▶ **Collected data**

(begin)

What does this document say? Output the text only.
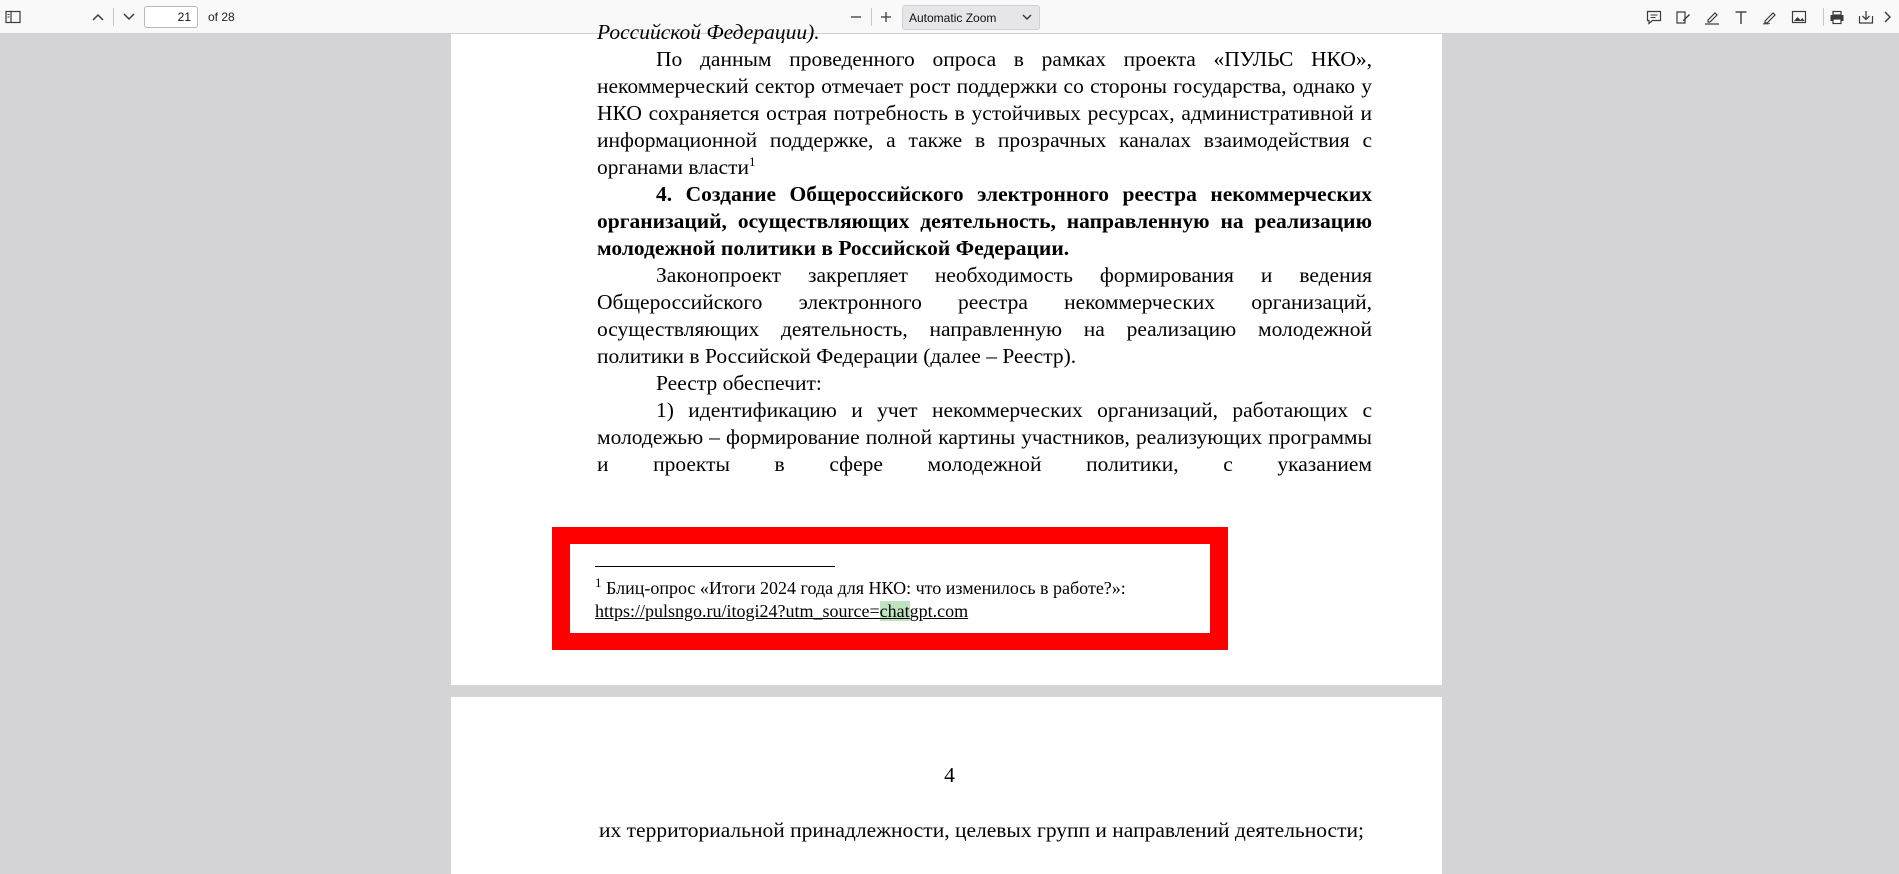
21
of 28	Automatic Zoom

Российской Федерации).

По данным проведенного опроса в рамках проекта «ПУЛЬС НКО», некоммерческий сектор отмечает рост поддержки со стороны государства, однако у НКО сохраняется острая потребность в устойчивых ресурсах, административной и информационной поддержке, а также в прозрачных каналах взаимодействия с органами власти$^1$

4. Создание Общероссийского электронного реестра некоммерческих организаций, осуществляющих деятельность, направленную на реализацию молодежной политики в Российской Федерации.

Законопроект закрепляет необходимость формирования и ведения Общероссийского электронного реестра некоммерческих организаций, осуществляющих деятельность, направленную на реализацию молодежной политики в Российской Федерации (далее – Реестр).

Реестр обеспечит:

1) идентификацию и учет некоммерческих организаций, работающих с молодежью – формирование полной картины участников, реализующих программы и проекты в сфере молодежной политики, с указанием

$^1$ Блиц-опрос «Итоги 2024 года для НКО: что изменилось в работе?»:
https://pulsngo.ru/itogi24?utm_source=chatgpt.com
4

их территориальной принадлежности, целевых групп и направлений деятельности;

(end)
(begin)

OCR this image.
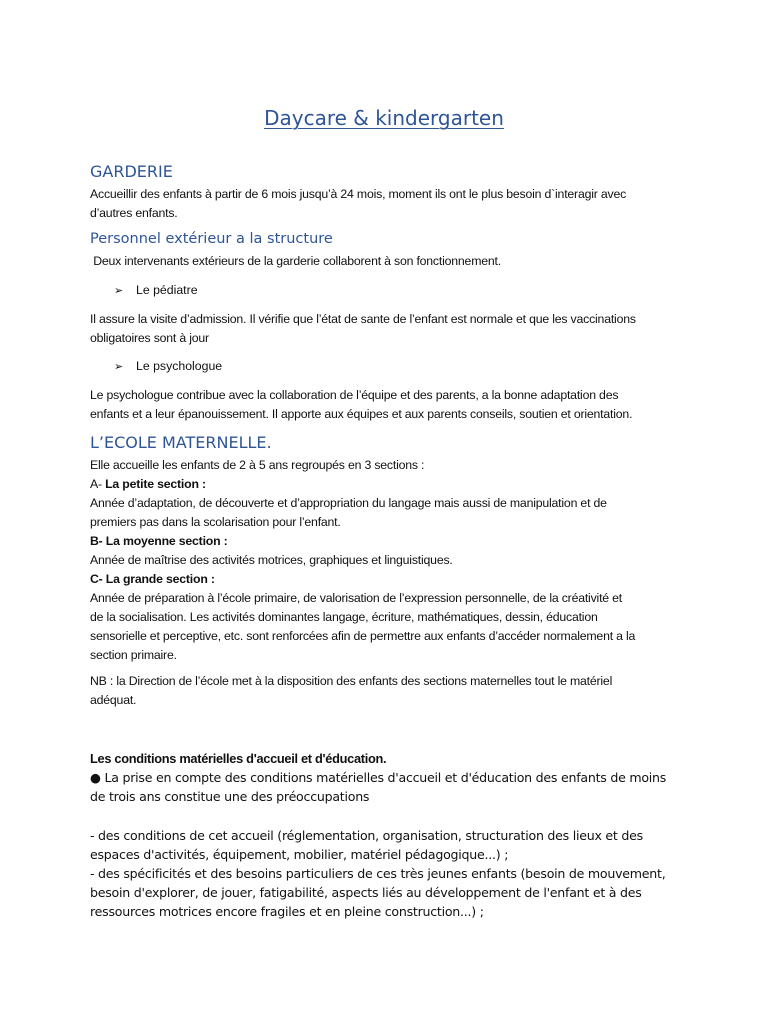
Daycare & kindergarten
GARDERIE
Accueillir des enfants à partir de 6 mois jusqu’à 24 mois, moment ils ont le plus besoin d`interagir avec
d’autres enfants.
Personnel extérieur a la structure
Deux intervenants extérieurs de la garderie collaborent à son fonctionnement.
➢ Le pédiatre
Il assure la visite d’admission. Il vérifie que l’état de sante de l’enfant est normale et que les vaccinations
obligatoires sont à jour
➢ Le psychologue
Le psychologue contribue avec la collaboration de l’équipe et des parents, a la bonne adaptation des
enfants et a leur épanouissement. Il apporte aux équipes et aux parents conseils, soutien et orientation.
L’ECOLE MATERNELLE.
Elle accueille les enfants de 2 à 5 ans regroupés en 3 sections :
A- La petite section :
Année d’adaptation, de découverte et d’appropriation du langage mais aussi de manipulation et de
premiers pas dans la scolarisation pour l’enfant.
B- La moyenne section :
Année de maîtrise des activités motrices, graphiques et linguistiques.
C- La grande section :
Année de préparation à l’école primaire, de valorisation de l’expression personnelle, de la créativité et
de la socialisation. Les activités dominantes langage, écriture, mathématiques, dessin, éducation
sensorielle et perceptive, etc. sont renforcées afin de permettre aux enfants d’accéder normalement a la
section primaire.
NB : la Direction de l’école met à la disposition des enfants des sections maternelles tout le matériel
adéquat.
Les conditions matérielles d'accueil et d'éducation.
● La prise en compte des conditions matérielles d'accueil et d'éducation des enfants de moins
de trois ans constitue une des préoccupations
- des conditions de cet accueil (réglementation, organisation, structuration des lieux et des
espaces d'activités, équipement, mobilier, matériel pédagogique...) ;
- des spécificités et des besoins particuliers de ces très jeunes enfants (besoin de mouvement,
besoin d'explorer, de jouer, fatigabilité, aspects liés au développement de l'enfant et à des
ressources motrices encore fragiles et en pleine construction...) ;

(end)

▶ **THE EXERCISE**
Gather from the records above every line containing the string "Общероссийского".

▶ **THE OUTPUT**
4. Создание Общероссийского электронного реестра некоммерческих организаций, осуществляющих деятельность, направленную на реализацию молодежной политики в Российской Федерации.
Законопроект закрепляет необходимость формирования и ведения Общероссийского электронного реестра некоммерческих организаций, осуществляющих деятельность, направленную на реализацию молодежной политики в Российской Федерации (далее – Реестр).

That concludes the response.